* _DATA FOR THIS TASK_:
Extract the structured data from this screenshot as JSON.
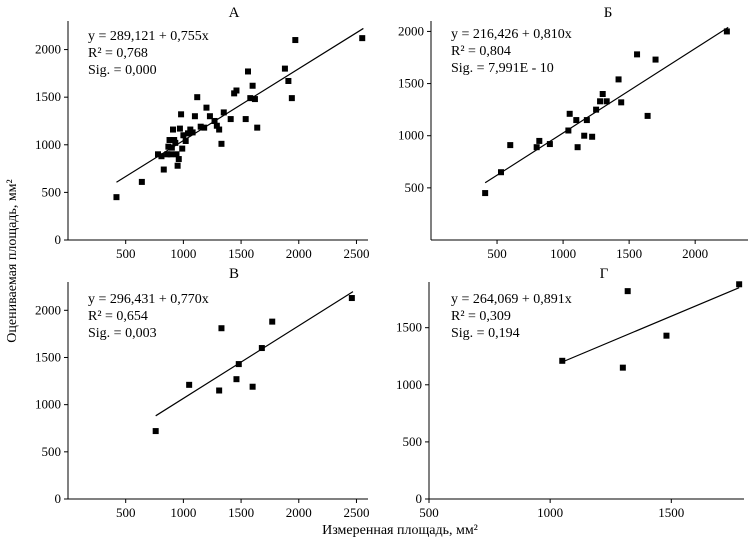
{
  "figure": {
    "ylabel": "Оцениваемая площадь, мм²",
    "xlabel": "Измеренная площадь, мм²"
  },
  "chart_data": [
    {
      "type": "scatter",
      "panel": "А",
      "xlim": [
        0,
        2600
      ],
      "ylim": [
        0,
        2300
      ],
      "xticks": [
        500,
        1000,
        1500,
        2000,
        2500
      ],
      "yticks": [
        0,
        500,
        1000,
        1500,
        2000
      ],
      "xtick_labels": [
        "500",
        "1000",
        "1500",
        "2000",
        "2500"
      ],
      "ytick_labels": [
        "0",
        "500",
        "1000",
        "1500",
        "2000"
      ],
      "fit": {
        "intercept": 289.121,
        "slope": 0.755,
        "x_range": [
          420,
          2560
        ]
      },
      "annotations": [
        "y = 289,121 + 0,755x",
        "R² = 0,768",
        "Sig. = 0,000"
      ],
      "points": [
        [
          420,
          450
        ],
        [
          640,
          610
        ],
        [
          780,
          900
        ],
        [
          810,
          880
        ],
        [
          830,
          740
        ],
        [
          860,
          900
        ],
        [
          870,
          980
        ],
        [
          880,
          1050
        ],
        [
          890,
          900
        ],
        [
          900,
          970
        ],
        [
          910,
          1160
        ],
        [
          920,
          1050
        ],
        [
          930,
          1020
        ],
        [
          940,
          900
        ],
        [
          950,
          780
        ],
        [
          960,
          850
        ],
        [
          970,
          1170
        ],
        [
          980,
          1320
        ],
        [
          990,
          960
        ],
        [
          1000,
          1100
        ],
        [
          1020,
          1040
        ],
        [
          1040,
          1120
        ],
        [
          1060,
          1160
        ],
        [
          1080,
          1130
        ],
        [
          1100,
          1300
        ],
        [
          1120,
          1500
        ],
        [
          1150,
          1190
        ],
        [
          1180,
          1180
        ],
        [
          1200,
          1390
        ],
        [
          1230,
          1300
        ],
        [
          1270,
          1250
        ],
        [
          1290,
          1200
        ],
        [
          1310,
          1160
        ],
        [
          1330,
          1010
        ],
        [
          1350,
          1340
        ],
        [
          1410,
          1270
        ],
        [
          1440,
          1540
        ],
        [
          1460,
          1570
        ],
        [
          1540,
          1270
        ],
        [
          1560,
          1770
        ],
        [
          1580,
          1490
        ],
        [
          1600,
          1620
        ],
        [
          1620,
          1480
        ],
        [
          1640,
          1180
        ],
        [
          1880,
          1800
        ],
        [
          1910,
          1670
        ],
        [
          1940,
          1490
        ],
        [
          1970,
          2100
        ],
        [
          2550,
          2120
        ]
      ]
    },
    {
      "type": "scatter",
      "panel": "Б",
      "xlim": [
        0,
        2400
      ],
      "ylim": [
        0,
        2100
      ],
      "xticks": [
        500,
        1000,
        1500,
        2000
      ],
      "yticks": [
        500,
        1000,
        1500,
        2000
      ],
      "xtick_labels": [
        "500",
        "1000",
        "1500",
        "2000"
      ],
      "ytick_labels": [
        "500",
        "1000",
        "1500",
        "2000"
      ],
      "fit": {
        "intercept": 216.426,
        "slope": 0.81,
        "x_range": [
          410,
          2250
        ]
      },
      "annotations": [
        "y = 216,426 + 0,810x",
        "R² = 0,804",
        "Sig. = 7,991E - 10"
      ],
      "points": [
        [
          410,
          450
        ],
        [
          530,
          650
        ],
        [
          600,
          910
        ],
        [
          800,
          890
        ],
        [
          820,
          950
        ],
        [
          900,
          920
        ],
        [
          1040,
          1050
        ],
        [
          1050,
          1210
        ],
        [
          1100,
          1150
        ],
        [
          1110,
          890
        ],
        [
          1160,
          1000
        ],
        [
          1180,
          1150
        ],
        [
          1220,
          990
        ],
        [
          1250,
          1250
        ],
        [
          1280,
          1330
        ],
        [
          1300,
          1400
        ],
        [
          1330,
          1330
        ],
        [
          1420,
          1540
        ],
        [
          1440,
          1320
        ],
        [
          1560,
          1780
        ],
        [
          1640,
          1190
        ],
        [
          1700,
          1730
        ],
        [
          2240,
          2000
        ]
      ]
    },
    {
      "type": "scatter",
      "panel": "В",
      "xlim": [
        0,
        2600
      ],
      "ylim": [
        0,
        2300
      ],
      "xticks": [
        500,
        1000,
        1500,
        2000,
        2500
      ],
      "yticks": [
        0,
        500,
        1000,
        1500,
        2000
      ],
      "xtick_labels": [
        "500",
        "1000",
        "1500",
        "2000",
        "2500"
      ],
      "ytick_labels": [
        "0",
        "500",
        "1000",
        "1500",
        "2000"
      ],
      "fit": {
        "intercept": 296.431,
        "slope": 0.77,
        "x_range": [
          760,
          2470
        ]
      },
      "annotations": [
        "y = 296,431 + 0,770x",
        "R² = 0,654",
        "Sig. = 0,003"
      ],
      "points": [
        [
          760,
          720
        ],
        [
          1050,
          1210
        ],
        [
          1310,
          1150
        ],
        [
          1330,
          1810
        ],
        [
          1460,
          1270
        ],
        [
          1480,
          1430
        ],
        [
          1600,
          1190
        ],
        [
          1680,
          1600
        ],
        [
          1770,
          1880
        ],
        [
          2460,
          2130
        ]
      ]
    },
    {
      "type": "scatter",
      "panel": "Г",
      "xlim": [
        500,
        1800
      ],
      "ylim": [
        0,
        1900
      ],
      "xticks": [
        500,
        1000,
        1500
      ],
      "yticks": [
        0,
        500,
        1000,
        1500
      ],
      "xtick_labels": [
        "500",
        "1000",
        "1500"
      ],
      "ytick_labels": [
        "0",
        "500",
        "1000",
        "1500"
      ],
      "fit": {
        "intercept": 264.069,
        "slope": 0.891,
        "x_range": [
          1050,
          1780
        ]
      },
      "annotations": [
        "y = 264,069 + 0,891x",
        "R² = 0,309",
        "Sig. = 0,194"
      ],
      "points": [
        [
          1050,
          1210
        ],
        [
          1300,
          1150
        ],
        [
          1320,
          1820
        ],
        [
          1480,
          1430
        ],
        [
          1780,
          1880
        ]
      ]
    }
  ]
}
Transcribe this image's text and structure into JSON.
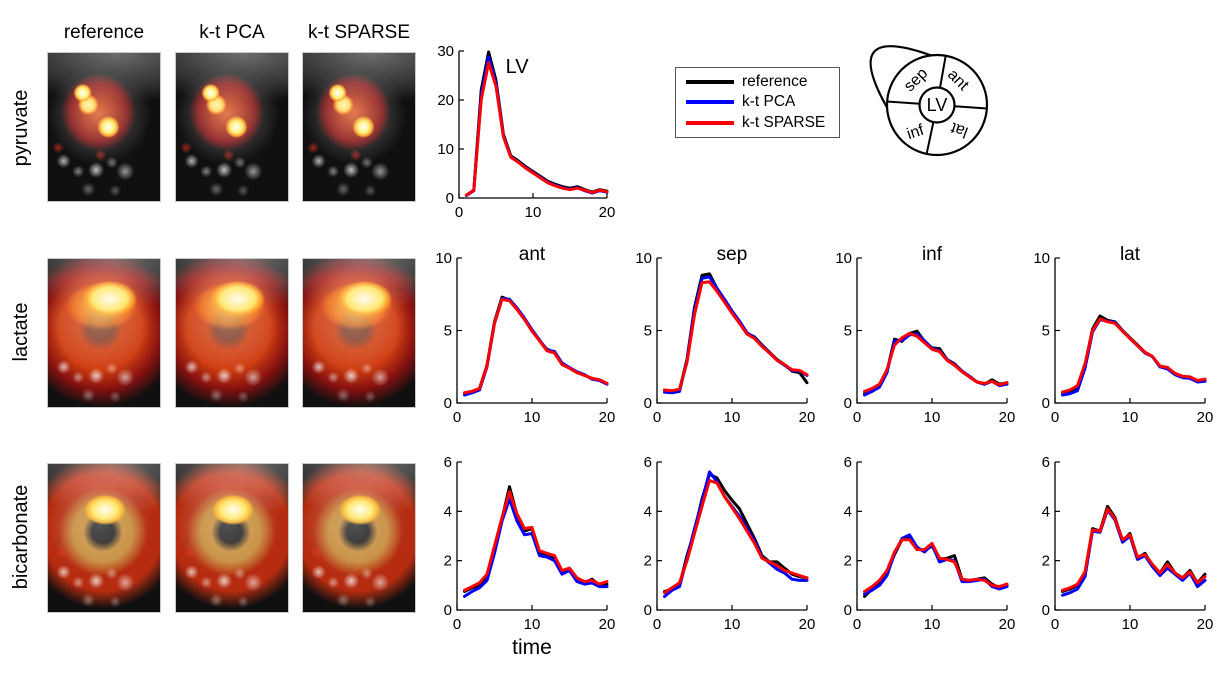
{
  "image_grid": {
    "column_headers": [
      "reference",
      "k-t PCA",
      "k-t SPARSE"
    ],
    "row_labels": [
      "pyruvate",
      "lactate",
      "bicarbonate"
    ]
  },
  "legend": {
    "items": [
      {
        "label": "reference",
        "color": "#000000"
      },
      {
        "label": "k-t PCA",
        "color": "#0000ff"
      },
      {
        "label": "k-t SPARSE",
        "color": "#ff0000"
      }
    ]
  },
  "segment_diagram": {
    "center_label": "LV",
    "segments": {
      "top_left": "sep",
      "top_right": "ant",
      "bottom_left": "inf",
      "bottom_right": "lat"
    }
  },
  "chart_data": [
    {
      "id": "lv-pyruvate",
      "type": "line",
      "title": "",
      "annotation": {
        "text": "LV",
        "x": 6.3,
        "y": 25.5
      },
      "xlim": [
        0,
        20
      ],
      "ylim": [
        0,
        30
      ],
      "xticks": [
        0,
        10,
        20
      ],
      "yticks": [
        0,
        10,
        20,
        30
      ],
      "x": [
        1,
        2,
        3,
        4,
        5,
        6,
        7,
        8,
        9,
        10,
        11,
        12,
        13,
        14,
        15,
        16,
        17,
        18,
        19,
        20
      ],
      "series": [
        {
          "name": "reference",
          "color": "#000000",
          "values": [
            0.6,
            1.6,
            22.0,
            29.8,
            24.0,
            13.0,
            8.6,
            7.6,
            6.4,
            5.4,
            4.4,
            3.4,
            2.8,
            2.3,
            2.0,
            2.3,
            1.7,
            1.2,
            1.7,
            1.4
          ]
        },
        {
          "name": "k-t PCA",
          "color": "#0000ff",
          "values": [
            0.5,
            1.5,
            21.0,
            28.8,
            23.4,
            12.7,
            8.4,
            7.4,
            6.2,
            5.2,
            4.2,
            3.2,
            2.6,
            2.1,
            1.8,
            2.1,
            1.5,
            1.0,
            1.5,
            1.2
          ]
        },
        {
          "name": "k-t SPARSE",
          "color": "#ff0000",
          "values": [
            0.6,
            1.6,
            20.0,
            27.6,
            22.8,
            12.5,
            8.3,
            7.3,
            6.1,
            5.1,
            4.1,
            3.1,
            2.5,
            2.0,
            1.7,
            2.0,
            1.6,
            1.1,
            1.6,
            1.3
          ]
        }
      ]
    },
    {
      "id": "lactate-ant",
      "type": "line",
      "title": "ant",
      "xlim": [
        0,
        20
      ],
      "ylim": [
        0,
        10
      ],
      "xticks": [
        0,
        10,
        20
      ],
      "yticks": [
        0,
        5,
        10
      ],
      "x": [
        1,
        2,
        3,
        4,
        5,
        6,
        7,
        8,
        9,
        10,
        11,
        12,
        13,
        14,
        15,
        16,
        17,
        18,
        19,
        20
      ],
      "series": [
        {
          "name": "reference",
          "color": "#000000",
          "values": [
            0.7,
            0.8,
            1.0,
            2.6,
            5.6,
            7.3,
            7.1,
            6.5,
            5.8,
            5.0,
            4.3,
            3.7,
            3.5,
            2.7,
            2.4,
            2.1,
            1.9,
            1.7,
            1.6,
            1.35
          ]
        },
        {
          "name": "k-t PCA",
          "color": "#0000ff",
          "values": [
            0.55,
            0.7,
            0.9,
            2.5,
            5.5,
            7.2,
            7.15,
            6.55,
            5.85,
            5.05,
            4.35,
            3.65,
            3.55,
            2.75,
            2.45,
            2.15,
            1.95,
            1.65,
            1.55,
            1.3
          ]
        },
        {
          "name": "k-t SPARSE",
          "color": "#ff0000",
          "values": [
            0.7,
            0.8,
            1.0,
            2.55,
            5.5,
            7.15,
            7.05,
            6.45,
            5.75,
            4.95,
            4.3,
            3.6,
            3.45,
            2.65,
            2.4,
            2.1,
            1.9,
            1.7,
            1.6,
            1.35
          ]
        }
      ]
    },
    {
      "id": "lactate-sep",
      "type": "line",
      "title": "sep",
      "xlim": [
        0,
        20
      ],
      "ylim": [
        0,
        10
      ],
      "xticks": [
        0,
        10,
        20
      ],
      "yticks": [
        0,
        5,
        10
      ],
      "x": [
        1,
        2,
        3,
        4,
        5,
        6,
        7,
        8,
        9,
        10,
        11,
        12,
        13,
        14,
        15,
        16,
        17,
        18,
        19,
        20
      ],
      "series": [
        {
          "name": "reference",
          "color": "#000000",
          "values": [
            0.9,
            0.8,
            0.9,
            3.0,
            6.6,
            8.8,
            8.9,
            7.9,
            7.1,
            6.3,
            5.6,
            4.8,
            4.55,
            4.0,
            3.5,
            3.0,
            2.65,
            2.2,
            2.1,
            1.4
          ]
        },
        {
          "name": "k-t PCA",
          "color": "#0000ff",
          "values": [
            0.75,
            0.7,
            0.8,
            2.9,
            6.4,
            8.6,
            8.7,
            7.9,
            7.15,
            6.35,
            5.65,
            4.85,
            4.5,
            3.95,
            3.45,
            2.95,
            2.6,
            2.25,
            2.2,
            1.9
          ]
        },
        {
          "name": "k-t SPARSE",
          "color": "#ff0000",
          "values": [
            0.9,
            0.85,
            0.95,
            2.8,
            6.1,
            8.3,
            8.35,
            7.7,
            6.95,
            6.2,
            5.5,
            4.75,
            4.45,
            3.9,
            3.45,
            2.95,
            2.65,
            2.3,
            2.25,
            1.95
          ]
        }
      ]
    },
    {
      "id": "lactate-inf",
      "type": "line",
      "title": "inf",
      "xlim": [
        0,
        20
      ],
      "ylim": [
        0,
        10
      ],
      "xticks": [
        0,
        10,
        20
      ],
      "yticks": [
        0,
        5,
        10
      ],
      "x": [
        1,
        2,
        3,
        4,
        5,
        6,
        7,
        8,
        9,
        10,
        11,
        12,
        13,
        14,
        15,
        16,
        17,
        18,
        19,
        20
      ],
      "series": [
        {
          "name": "reference",
          "color": "#000000",
          "values": [
            0.65,
            0.9,
            1.2,
            2.2,
            4.4,
            4.25,
            4.8,
            4.95,
            4.25,
            3.8,
            3.75,
            3.0,
            2.7,
            2.2,
            1.8,
            1.45,
            1.3,
            1.6,
            1.3,
            1.4
          ]
        },
        {
          "name": "k-t PCA",
          "color": "#0000ff",
          "values": [
            0.55,
            0.8,
            1.1,
            2.1,
            4.3,
            4.3,
            4.7,
            4.75,
            4.3,
            3.75,
            3.6,
            3.0,
            2.65,
            2.2,
            1.85,
            1.45,
            1.3,
            1.5,
            1.2,
            1.3
          ]
        },
        {
          "name": "k-t SPARSE",
          "color": "#ff0000",
          "values": [
            0.8,
            1.0,
            1.3,
            2.3,
            4.0,
            4.5,
            4.8,
            4.6,
            4.15,
            3.7,
            3.55,
            2.95,
            2.6,
            2.15,
            1.8,
            1.45,
            1.35,
            1.5,
            1.25,
            1.4
          ]
        }
      ]
    },
    {
      "id": "lactate-lat",
      "type": "line",
      "title": "lat",
      "xlim": [
        0,
        20
      ],
      "ylim": [
        0,
        10
      ],
      "xticks": [
        0,
        10,
        20
      ],
      "yticks": [
        0,
        5,
        10
      ],
      "x": [
        1,
        2,
        3,
        4,
        5,
        6,
        7,
        8,
        9,
        10,
        11,
        12,
        13,
        14,
        15,
        16,
        17,
        18,
        19,
        20
      ],
      "series": [
        {
          "name": "reference",
          "color": "#000000",
          "values": [
            0.7,
            0.8,
            1.0,
            2.6,
            5.1,
            6.0,
            5.7,
            5.6,
            5.0,
            4.5,
            4.0,
            3.5,
            3.2,
            2.5,
            2.45,
            2.0,
            1.8,
            1.75,
            1.5,
            1.6
          ]
        },
        {
          "name": "k-t PCA",
          "color": "#0000ff",
          "values": [
            0.55,
            0.65,
            0.85,
            2.4,
            4.9,
            5.75,
            5.65,
            5.55,
            5.0,
            4.45,
            3.95,
            3.45,
            3.2,
            2.5,
            2.35,
            1.95,
            1.75,
            1.7,
            1.45,
            1.5
          ]
        },
        {
          "name": "k-t SPARSE",
          "color": "#ff0000",
          "values": [
            0.75,
            0.9,
            1.2,
            2.7,
            5.0,
            5.8,
            5.6,
            5.5,
            4.95,
            4.45,
            3.95,
            3.5,
            3.2,
            2.55,
            2.45,
            2.05,
            1.85,
            1.8,
            1.55,
            1.65
          ]
        }
      ]
    },
    {
      "id": "bicarbonate-ant",
      "type": "line",
      "title": "",
      "xlabel": "time",
      "xlim": [
        0,
        20
      ],
      "ylim": [
        0,
        6
      ],
      "xticks": [
        0,
        10,
        20
      ],
      "yticks": [
        0,
        2,
        4,
        6
      ],
      "x": [
        1,
        2,
        3,
        4,
        5,
        6,
        7,
        8,
        9,
        10,
        11,
        12,
        13,
        14,
        15,
        16,
        17,
        18,
        19,
        20
      ],
      "series": [
        {
          "name": "reference",
          "color": "#000000",
          "values": [
            0.75,
            0.9,
            1.0,
            1.3,
            2.5,
            3.7,
            5.0,
            3.85,
            3.2,
            3.3,
            2.3,
            2.25,
            2.1,
            1.55,
            1.65,
            1.2,
            1.1,
            1.25,
            1.0,
            1.05
          ]
        },
        {
          "name": "k-t PCA",
          "color": "#0000ff",
          "values": [
            0.55,
            0.75,
            0.9,
            1.2,
            2.3,
            3.6,
            4.5,
            3.6,
            3.05,
            3.1,
            2.2,
            2.15,
            2.0,
            1.45,
            1.6,
            1.15,
            1.05,
            1.1,
            0.95,
            0.95
          ]
        },
        {
          "name": "k-t SPARSE",
          "color": "#ff0000",
          "values": [
            0.8,
            0.95,
            1.1,
            1.45,
            2.6,
            3.75,
            4.8,
            3.9,
            3.3,
            3.35,
            2.4,
            2.3,
            2.2,
            1.6,
            1.7,
            1.3,
            1.15,
            1.2,
            1.05,
            1.15
          ]
        }
      ]
    },
    {
      "id": "bicarbonate-sep",
      "type": "line",
      "title": "",
      "xlim": [
        0,
        20
      ],
      "ylim": [
        0,
        6
      ],
      "xticks": [
        0,
        10,
        20
      ],
      "yticks": [
        0,
        2,
        4,
        6
      ],
      "x": [
        1,
        2,
        3,
        4,
        5,
        6,
        7,
        8,
        9,
        10,
        11,
        12,
        13,
        14,
        15,
        16,
        17,
        18,
        19,
        20
      ],
      "series": [
        {
          "name": "reference",
          "color": "#000000",
          "values": [
            0.75,
            0.85,
            1.0,
            2.2,
            3.2,
            4.5,
            5.5,
            5.35,
            4.85,
            4.45,
            4.1,
            3.5,
            2.9,
            2.2,
            1.95,
            1.95,
            1.7,
            1.45,
            1.35,
            1.3
          ]
        },
        {
          "name": "k-t PCA",
          "color": "#0000ff",
          "values": [
            0.55,
            0.8,
            0.95,
            2.1,
            3.3,
            4.4,
            5.6,
            5.2,
            4.6,
            4.2,
            3.8,
            3.3,
            2.8,
            2.15,
            1.9,
            1.65,
            1.5,
            1.25,
            1.2,
            1.2
          ]
        },
        {
          "name": "k-t SPARSE",
          "color": "#ff0000",
          "values": [
            0.7,
            0.9,
            1.1,
            2.0,
            3.1,
            4.2,
            5.25,
            5.15,
            4.6,
            4.15,
            3.7,
            3.2,
            2.7,
            2.1,
            1.95,
            1.8,
            1.6,
            1.5,
            1.4,
            1.3
          ]
        }
      ]
    },
    {
      "id": "bicarbonate-inf",
      "type": "line",
      "title": "",
      "xlim": [
        0,
        20
      ],
      "ylim": [
        0,
        6
      ],
      "xticks": [
        0,
        10,
        20
      ],
      "yticks": [
        0,
        2,
        4,
        6
      ],
      "x": [
        1,
        2,
        3,
        4,
        5,
        6,
        7,
        8,
        9,
        10,
        11,
        12,
        13,
        14,
        15,
        16,
        17,
        18,
        19,
        20
      ],
      "series": [
        {
          "name": "reference",
          "color": "#000000",
          "values": [
            0.55,
            0.85,
            1.1,
            1.5,
            2.25,
            2.85,
            2.95,
            2.5,
            2.4,
            2.6,
            2.05,
            2.1,
            2.2,
            1.25,
            1.2,
            1.25,
            1.3,
            1.05,
            0.9,
            1.0
          ]
        },
        {
          "name": "k-t PCA",
          "color": "#0000ff",
          "values": [
            0.65,
            0.8,
            1.0,
            1.4,
            2.3,
            2.9,
            3.05,
            2.55,
            2.35,
            2.65,
            1.95,
            2.05,
            2.0,
            1.15,
            1.15,
            1.2,
            1.25,
            0.95,
            0.85,
            0.95
          ]
        },
        {
          "name": "k-t SPARSE",
          "color": "#ff0000",
          "values": [
            0.75,
            0.95,
            1.2,
            1.6,
            2.35,
            2.85,
            2.85,
            2.45,
            2.45,
            2.7,
            2.1,
            2.05,
            1.95,
            1.25,
            1.2,
            1.25,
            1.2,
            1.0,
            0.95,
            1.05
          ]
        }
      ]
    },
    {
      "id": "bicarbonate-lat",
      "type": "line",
      "title": "",
      "xlim": [
        0,
        20
      ],
      "ylim": [
        0,
        6
      ],
      "xticks": [
        0,
        10,
        20
      ],
      "yticks": [
        0,
        2,
        4,
        6
      ],
      "x": [
        1,
        2,
        3,
        4,
        5,
        6,
        7,
        8,
        9,
        10,
        11,
        12,
        13,
        14,
        15,
        16,
        17,
        18,
        19,
        20
      ],
      "series": [
        {
          "name": "reference",
          "color": "#000000",
          "values": [
            0.75,
            0.85,
            1.0,
            1.5,
            3.3,
            3.2,
            4.2,
            3.75,
            2.8,
            3.1,
            2.1,
            2.3,
            1.8,
            1.5,
            1.95,
            1.5,
            1.3,
            1.6,
            1.1,
            1.45
          ]
        },
        {
          "name": "k-t PCA",
          "color": "#0000ff",
          "values": [
            0.6,
            0.7,
            0.85,
            1.35,
            3.2,
            3.15,
            4.05,
            3.65,
            2.75,
            3.0,
            2.05,
            2.2,
            1.75,
            1.4,
            1.7,
            1.45,
            1.2,
            1.5,
            0.95,
            1.2
          ]
        },
        {
          "name": "k-t SPARSE",
          "color": "#ff0000",
          "values": [
            0.8,
            0.9,
            1.05,
            1.55,
            3.25,
            3.2,
            4.1,
            3.7,
            2.85,
            3.05,
            2.15,
            2.25,
            1.85,
            1.5,
            1.85,
            1.5,
            1.3,
            1.55,
            1.1,
            1.35
          ]
        }
      ]
    }
  ]
}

* _WHAT TO WORK ON_: Gather all lines of the records that include the word "lactate".

* _SOLUTION TO THE PROBLEM_:
      "lactate",
      "id": "lactate-ant",
      "id": "lactate-sep",
      "id": "lactate-inf",
      "id": "lactate-lat",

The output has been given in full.